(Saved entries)
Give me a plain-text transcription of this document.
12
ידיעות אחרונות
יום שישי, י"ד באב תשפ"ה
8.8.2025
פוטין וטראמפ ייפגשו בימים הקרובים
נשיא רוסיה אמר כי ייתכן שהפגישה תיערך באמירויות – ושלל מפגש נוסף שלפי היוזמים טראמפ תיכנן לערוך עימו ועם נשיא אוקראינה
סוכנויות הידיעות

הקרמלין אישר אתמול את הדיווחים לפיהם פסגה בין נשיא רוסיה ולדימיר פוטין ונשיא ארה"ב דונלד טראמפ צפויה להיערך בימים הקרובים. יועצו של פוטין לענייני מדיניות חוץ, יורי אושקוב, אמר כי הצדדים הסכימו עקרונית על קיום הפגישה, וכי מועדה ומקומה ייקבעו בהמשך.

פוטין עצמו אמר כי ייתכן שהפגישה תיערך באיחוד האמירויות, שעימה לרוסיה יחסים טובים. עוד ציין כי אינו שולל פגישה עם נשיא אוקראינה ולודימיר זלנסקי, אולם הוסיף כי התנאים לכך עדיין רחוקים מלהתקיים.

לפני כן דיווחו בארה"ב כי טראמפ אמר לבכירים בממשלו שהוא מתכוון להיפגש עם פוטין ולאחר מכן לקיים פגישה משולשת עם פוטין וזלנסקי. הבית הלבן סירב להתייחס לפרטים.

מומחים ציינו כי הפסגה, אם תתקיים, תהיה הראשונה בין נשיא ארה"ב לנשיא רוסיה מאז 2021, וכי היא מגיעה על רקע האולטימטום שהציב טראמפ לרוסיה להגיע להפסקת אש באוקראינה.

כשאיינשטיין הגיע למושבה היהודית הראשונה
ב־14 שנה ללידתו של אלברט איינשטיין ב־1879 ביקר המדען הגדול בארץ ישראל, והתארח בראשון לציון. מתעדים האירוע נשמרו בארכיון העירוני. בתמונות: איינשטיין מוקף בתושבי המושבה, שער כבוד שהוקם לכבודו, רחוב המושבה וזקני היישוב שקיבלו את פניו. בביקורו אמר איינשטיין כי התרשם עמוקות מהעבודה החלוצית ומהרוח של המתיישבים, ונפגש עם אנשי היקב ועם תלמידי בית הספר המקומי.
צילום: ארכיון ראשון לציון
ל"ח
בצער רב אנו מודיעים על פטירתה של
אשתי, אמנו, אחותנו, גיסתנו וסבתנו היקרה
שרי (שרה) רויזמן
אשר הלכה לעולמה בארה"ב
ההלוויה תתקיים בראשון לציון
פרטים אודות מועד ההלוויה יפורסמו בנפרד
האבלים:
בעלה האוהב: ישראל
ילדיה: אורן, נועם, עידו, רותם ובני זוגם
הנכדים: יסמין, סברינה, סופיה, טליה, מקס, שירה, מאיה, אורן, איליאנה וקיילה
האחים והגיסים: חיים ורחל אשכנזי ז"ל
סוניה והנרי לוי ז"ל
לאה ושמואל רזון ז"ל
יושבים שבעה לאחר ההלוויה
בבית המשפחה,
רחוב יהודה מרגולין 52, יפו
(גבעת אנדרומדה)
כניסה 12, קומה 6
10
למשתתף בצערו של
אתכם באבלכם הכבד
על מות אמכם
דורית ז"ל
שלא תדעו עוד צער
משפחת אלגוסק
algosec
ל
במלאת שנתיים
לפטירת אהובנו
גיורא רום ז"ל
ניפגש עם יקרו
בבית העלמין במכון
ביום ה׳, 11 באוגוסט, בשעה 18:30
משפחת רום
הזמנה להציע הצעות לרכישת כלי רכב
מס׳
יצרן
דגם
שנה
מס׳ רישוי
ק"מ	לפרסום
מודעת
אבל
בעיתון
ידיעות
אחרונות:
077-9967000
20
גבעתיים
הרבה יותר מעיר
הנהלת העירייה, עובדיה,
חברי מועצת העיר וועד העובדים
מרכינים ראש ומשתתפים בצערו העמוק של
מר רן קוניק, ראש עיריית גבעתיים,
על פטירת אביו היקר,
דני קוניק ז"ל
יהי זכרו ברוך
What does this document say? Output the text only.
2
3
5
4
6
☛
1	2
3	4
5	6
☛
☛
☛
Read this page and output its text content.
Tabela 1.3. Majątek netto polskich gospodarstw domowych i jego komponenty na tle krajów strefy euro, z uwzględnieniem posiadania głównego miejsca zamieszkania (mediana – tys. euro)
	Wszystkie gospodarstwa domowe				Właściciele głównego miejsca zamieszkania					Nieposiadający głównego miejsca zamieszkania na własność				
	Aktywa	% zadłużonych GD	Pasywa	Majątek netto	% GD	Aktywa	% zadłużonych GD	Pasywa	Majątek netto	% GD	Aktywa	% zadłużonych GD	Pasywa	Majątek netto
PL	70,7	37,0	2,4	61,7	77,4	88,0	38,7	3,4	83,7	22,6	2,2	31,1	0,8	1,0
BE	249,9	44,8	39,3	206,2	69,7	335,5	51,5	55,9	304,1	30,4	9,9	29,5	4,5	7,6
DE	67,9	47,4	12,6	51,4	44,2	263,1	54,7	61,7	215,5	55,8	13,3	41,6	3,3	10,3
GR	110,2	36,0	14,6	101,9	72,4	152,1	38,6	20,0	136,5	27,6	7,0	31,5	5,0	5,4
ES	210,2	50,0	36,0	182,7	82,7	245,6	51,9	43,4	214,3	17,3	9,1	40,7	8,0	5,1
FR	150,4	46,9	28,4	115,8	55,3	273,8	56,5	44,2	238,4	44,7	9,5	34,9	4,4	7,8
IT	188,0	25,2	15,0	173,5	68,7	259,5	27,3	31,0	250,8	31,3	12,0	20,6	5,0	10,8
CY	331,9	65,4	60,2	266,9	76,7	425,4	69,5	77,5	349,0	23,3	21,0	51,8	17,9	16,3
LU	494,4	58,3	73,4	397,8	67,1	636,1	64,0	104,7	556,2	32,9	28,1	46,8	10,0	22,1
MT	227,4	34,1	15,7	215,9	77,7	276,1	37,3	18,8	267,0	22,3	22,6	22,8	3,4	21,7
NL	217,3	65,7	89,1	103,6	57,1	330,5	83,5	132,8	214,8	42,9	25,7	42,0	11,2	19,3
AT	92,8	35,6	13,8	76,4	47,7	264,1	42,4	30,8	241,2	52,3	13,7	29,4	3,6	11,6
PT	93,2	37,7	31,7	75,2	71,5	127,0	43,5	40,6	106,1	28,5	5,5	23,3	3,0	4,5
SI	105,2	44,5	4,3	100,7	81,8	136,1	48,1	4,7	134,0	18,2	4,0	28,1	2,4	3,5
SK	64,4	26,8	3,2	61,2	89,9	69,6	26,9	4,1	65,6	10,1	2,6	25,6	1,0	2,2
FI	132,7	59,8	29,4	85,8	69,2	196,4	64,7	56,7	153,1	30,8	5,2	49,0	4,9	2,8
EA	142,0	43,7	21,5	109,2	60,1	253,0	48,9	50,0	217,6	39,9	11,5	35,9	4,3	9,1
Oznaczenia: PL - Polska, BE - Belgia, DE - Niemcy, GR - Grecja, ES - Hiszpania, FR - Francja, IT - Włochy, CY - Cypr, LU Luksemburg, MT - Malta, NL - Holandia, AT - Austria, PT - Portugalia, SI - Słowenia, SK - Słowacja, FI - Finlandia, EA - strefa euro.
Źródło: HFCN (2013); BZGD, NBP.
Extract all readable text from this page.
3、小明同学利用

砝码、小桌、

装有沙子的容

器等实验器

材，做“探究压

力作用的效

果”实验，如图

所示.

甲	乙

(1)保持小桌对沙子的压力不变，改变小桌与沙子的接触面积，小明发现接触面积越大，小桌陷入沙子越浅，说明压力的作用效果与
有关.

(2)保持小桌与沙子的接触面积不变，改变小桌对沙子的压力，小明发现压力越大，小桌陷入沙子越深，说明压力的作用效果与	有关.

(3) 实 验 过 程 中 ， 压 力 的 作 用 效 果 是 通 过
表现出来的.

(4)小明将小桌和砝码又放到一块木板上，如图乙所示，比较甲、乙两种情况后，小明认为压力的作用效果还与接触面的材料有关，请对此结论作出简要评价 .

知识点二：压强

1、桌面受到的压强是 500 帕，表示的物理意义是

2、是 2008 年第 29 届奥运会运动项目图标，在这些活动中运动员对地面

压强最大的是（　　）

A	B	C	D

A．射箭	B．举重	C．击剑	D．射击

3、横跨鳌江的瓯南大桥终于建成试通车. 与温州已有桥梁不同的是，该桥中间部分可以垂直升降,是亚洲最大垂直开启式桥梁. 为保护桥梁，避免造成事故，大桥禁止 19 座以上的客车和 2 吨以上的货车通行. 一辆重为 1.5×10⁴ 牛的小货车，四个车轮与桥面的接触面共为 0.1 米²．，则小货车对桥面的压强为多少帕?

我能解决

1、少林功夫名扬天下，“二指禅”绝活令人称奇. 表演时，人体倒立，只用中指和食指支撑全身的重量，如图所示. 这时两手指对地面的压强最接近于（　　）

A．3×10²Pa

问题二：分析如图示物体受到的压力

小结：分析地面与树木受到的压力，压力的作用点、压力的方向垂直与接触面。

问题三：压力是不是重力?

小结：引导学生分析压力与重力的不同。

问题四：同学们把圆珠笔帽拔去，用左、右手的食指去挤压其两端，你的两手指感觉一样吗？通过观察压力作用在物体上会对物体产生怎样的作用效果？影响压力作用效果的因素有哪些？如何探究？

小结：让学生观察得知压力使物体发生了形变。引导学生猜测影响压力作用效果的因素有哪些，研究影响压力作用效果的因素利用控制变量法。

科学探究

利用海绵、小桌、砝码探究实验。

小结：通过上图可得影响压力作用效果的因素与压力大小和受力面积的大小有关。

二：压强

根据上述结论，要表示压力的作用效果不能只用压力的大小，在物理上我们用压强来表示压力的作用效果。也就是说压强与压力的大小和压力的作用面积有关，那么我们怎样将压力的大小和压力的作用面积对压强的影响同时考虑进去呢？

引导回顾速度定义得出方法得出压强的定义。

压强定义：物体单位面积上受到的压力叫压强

INSTRUCTIONS TO FOLLOW: Say how many lines have the string "page" in them, offering no words beyond the number.

CORRECT RESPONSE: 2